--- START ---
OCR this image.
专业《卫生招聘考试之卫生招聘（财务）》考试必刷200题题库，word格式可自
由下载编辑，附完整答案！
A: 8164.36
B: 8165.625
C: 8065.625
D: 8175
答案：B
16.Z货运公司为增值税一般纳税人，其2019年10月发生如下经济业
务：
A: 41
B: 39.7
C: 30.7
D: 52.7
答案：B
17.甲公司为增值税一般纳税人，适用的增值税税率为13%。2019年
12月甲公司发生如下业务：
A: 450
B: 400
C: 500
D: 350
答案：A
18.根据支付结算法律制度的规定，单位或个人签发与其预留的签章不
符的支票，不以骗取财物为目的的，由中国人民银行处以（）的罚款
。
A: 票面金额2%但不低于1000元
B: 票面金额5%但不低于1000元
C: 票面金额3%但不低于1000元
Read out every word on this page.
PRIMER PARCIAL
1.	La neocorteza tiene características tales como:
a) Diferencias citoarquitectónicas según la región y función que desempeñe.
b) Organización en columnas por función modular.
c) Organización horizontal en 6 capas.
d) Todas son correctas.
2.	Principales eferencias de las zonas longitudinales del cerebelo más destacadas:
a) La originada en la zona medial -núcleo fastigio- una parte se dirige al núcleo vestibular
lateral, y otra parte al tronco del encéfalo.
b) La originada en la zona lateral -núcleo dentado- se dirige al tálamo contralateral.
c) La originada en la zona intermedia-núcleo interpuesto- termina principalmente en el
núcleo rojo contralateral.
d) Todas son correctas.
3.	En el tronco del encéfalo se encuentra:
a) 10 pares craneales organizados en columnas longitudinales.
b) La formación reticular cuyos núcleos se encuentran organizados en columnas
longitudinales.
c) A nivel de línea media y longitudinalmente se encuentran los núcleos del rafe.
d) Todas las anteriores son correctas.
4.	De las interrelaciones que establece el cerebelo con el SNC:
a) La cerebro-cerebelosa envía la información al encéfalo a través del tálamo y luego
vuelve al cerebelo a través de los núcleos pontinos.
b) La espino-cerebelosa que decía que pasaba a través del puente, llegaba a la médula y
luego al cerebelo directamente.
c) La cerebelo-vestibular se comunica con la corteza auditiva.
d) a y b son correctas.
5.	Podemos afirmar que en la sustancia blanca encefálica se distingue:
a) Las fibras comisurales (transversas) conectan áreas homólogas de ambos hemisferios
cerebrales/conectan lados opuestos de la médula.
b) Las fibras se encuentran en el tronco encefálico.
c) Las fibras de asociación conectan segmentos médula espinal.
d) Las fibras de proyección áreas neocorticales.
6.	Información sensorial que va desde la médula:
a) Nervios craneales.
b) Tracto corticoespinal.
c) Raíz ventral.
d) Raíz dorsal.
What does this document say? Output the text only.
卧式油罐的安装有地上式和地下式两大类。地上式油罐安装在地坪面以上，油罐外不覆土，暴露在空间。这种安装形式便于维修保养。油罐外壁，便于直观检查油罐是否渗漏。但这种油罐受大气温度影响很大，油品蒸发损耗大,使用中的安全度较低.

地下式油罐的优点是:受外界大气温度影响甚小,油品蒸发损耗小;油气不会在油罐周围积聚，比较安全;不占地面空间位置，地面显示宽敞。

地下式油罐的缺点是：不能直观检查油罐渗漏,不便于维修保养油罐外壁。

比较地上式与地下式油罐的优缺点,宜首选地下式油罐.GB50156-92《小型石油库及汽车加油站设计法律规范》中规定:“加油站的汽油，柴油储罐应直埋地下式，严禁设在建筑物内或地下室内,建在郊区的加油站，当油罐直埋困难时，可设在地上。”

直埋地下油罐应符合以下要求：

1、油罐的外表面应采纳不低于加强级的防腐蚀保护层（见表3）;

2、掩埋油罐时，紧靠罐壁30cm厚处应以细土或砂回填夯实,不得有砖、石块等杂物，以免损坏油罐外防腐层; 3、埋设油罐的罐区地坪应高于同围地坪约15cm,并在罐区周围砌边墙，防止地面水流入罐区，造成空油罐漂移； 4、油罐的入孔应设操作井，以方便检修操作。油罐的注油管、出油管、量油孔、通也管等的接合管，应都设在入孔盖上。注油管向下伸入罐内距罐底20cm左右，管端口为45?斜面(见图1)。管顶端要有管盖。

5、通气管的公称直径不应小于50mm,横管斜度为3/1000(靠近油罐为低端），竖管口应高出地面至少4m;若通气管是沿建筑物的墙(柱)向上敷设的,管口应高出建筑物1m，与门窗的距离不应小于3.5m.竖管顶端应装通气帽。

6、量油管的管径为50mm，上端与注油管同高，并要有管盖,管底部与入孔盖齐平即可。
--- END ---
_WHAT YOU WILL DO_
Write out the whole listing again. Match it word for word.

_RESULT OF THE EXERCISE_
OCR this image.
专业《卫生招聘考试之卫生招聘（财务）》考试必刷200题题库，word格式可自
由下载编辑，附完整答案！
A: 8164.36
B: 8165.625
C: 8065.625
D: 8175
答案：B
16.Z货运公司为增值税一般纳税人，其2019年10月发生如下经济业
务：
A: 41
B: 39.7
C: 30.7
D: 52.7
答案：B
17.甲公司为增值税一般纳税人，适用的增值税税率为13%。2019年
12月甲公司发生如下业务：
A: 450
B: 400
C: 500
D: 350
答案：A
18.根据支付结算法律制度的规定，单位或个人签发与其预留的签章不
符的支票，不以骗取财物为目的的，由中国人民银行处以（）的罚款
。
A: 票面金额2%但不低于1000元
B: 票面金额5%但不低于1000元
C: 票面金额3%但不低于1000元
Read out every word on this page.
PRIMER PARCIAL
1.	La neocorteza tiene características tales como:
a) Diferencias citoarquitectónicas según la región y función que desempeñe.
b) Organización en columnas por función modular.
c) Organización horizontal en 6 capas.
d) Todas son correctas.
2.	Principales eferencias de las zonas longitudinales del cerebelo más destacadas:
a) La originada en la zona medial -núcleo fastigio- una parte se dirige al núcleo vestibular
lateral, y otra parte al tronco del encéfalo.
b) La originada en la zona lateral -núcleo dentado- se dirige al tálamo contralateral.
c) La originada en la zona intermedia-núcleo interpuesto- termina principalmente en el
núcleo rojo contralateral.
d) Todas son correctas.
3.	En el tronco del encéfalo se encuentra:
a) 10 pares craneales organizados en columnas longitudinales.
b) La formación reticular cuyos núcleos se encuentran organizados en columnas
longitudinales.
c) A nivel de línea media y longitudinalmente se encuentran los núcleos del rafe.
d) Todas las anteriores son correctas.
4.	De las interrelaciones que establece el cerebelo con el SNC:
a) La cerebro-cerebelosa envía la información al encéfalo a través del tálamo y luego
vuelve al cerebelo a través de los núcleos pontinos.
b) La espino-cerebelosa que decía que pasaba a través del puente, llegaba a la médula y
luego al cerebelo directamente.
c) La cerebelo-vestibular se comunica con la corteza auditiva.
d) a y b son correctas.
5.	Podemos afirmar que en la sustancia blanca encefálica se distingue:
a) Las fibras comisurales (transversas) conectan áreas homólogas de ambos hemisferios
cerebrales/conectan lados opuestos de la médula.
b) Las fibras se encuentran en el tronco encefálico.
c) Las fibras de asociación conectan segmentos médula espinal.
d) Las fibras de proyección áreas neocorticales.
6.	Información sensorial que va desde la médula:
a) Nervios craneales.
b) Tracto corticoespinal.
c) Raíz ventral.
d) Raíz dorsal.
What does this document say? Output the text only.
卧式油罐的安装有地上式和地下式两大类。地上式油罐安装在地坪面以上，油罐外不覆土，暴露在空间。这种安装形式便于维修保养。油罐外壁，便于直观检查油罐是否渗漏。但这种油罐受大气温度影响很大，油品蒸发损耗大,使用中的安全度较低.

地下式油罐的优点是:受外界大气温度影响甚小,油品蒸发损耗小;油气不会在油罐周围积聚，比较安全;不占地面空间位置，地面显示宽敞。

地下式油罐的缺点是：不能直观检查油罐渗漏,不便于维修保养油罐外壁。

比较地上式与地下式油罐的优缺点,宜首选地下式油罐.GB50156-92《小型石油库及汽车加油站设计法律规范》中规定:“加油站的汽油，柴油储罐应直埋地下式，严禁设在建筑物内或地下室内,建在郊区的加油站，当油罐直埋困难时，可设在地上。”

直埋地下油罐应符合以下要求：

1、油罐的外表面应采纳不低于加强级的防腐蚀保护层（见表3）;

2、掩埋油罐时，紧靠罐壁30cm厚处应以细土或砂回填夯实,不得有砖、石块等杂物，以免损坏油罐外防腐层; 3、埋设油罐的罐区地坪应高于同围地坪约15cm,并在罐区周围砌边墙，防止地面水流入罐区，造成空油罐漂移； 4、油罐的入孔应设操作井，以方便检修操作。油罐的注油管、出油管、量油孔、通也管等的接合管，应都设在入孔盖上。注油管向下伸入罐内距罐底20cm左右，管端口为45?斜面(见图1)。管顶端要有管盖。

5、通气管的公称直径不应小于50mm,横管斜度为3/1000(靠近油罐为低端），竖管口应高出地面至少4m;若通气管是沿建筑物的墙(柱)向上敷设的,管口应高出建筑物1m，与门窗的距离不应小于3.5m.竖管顶端应装通气帽。

6、量油管的管径为50mm，上端与注油管同高，并要有管盖,管底部与入孔盖齐平即可。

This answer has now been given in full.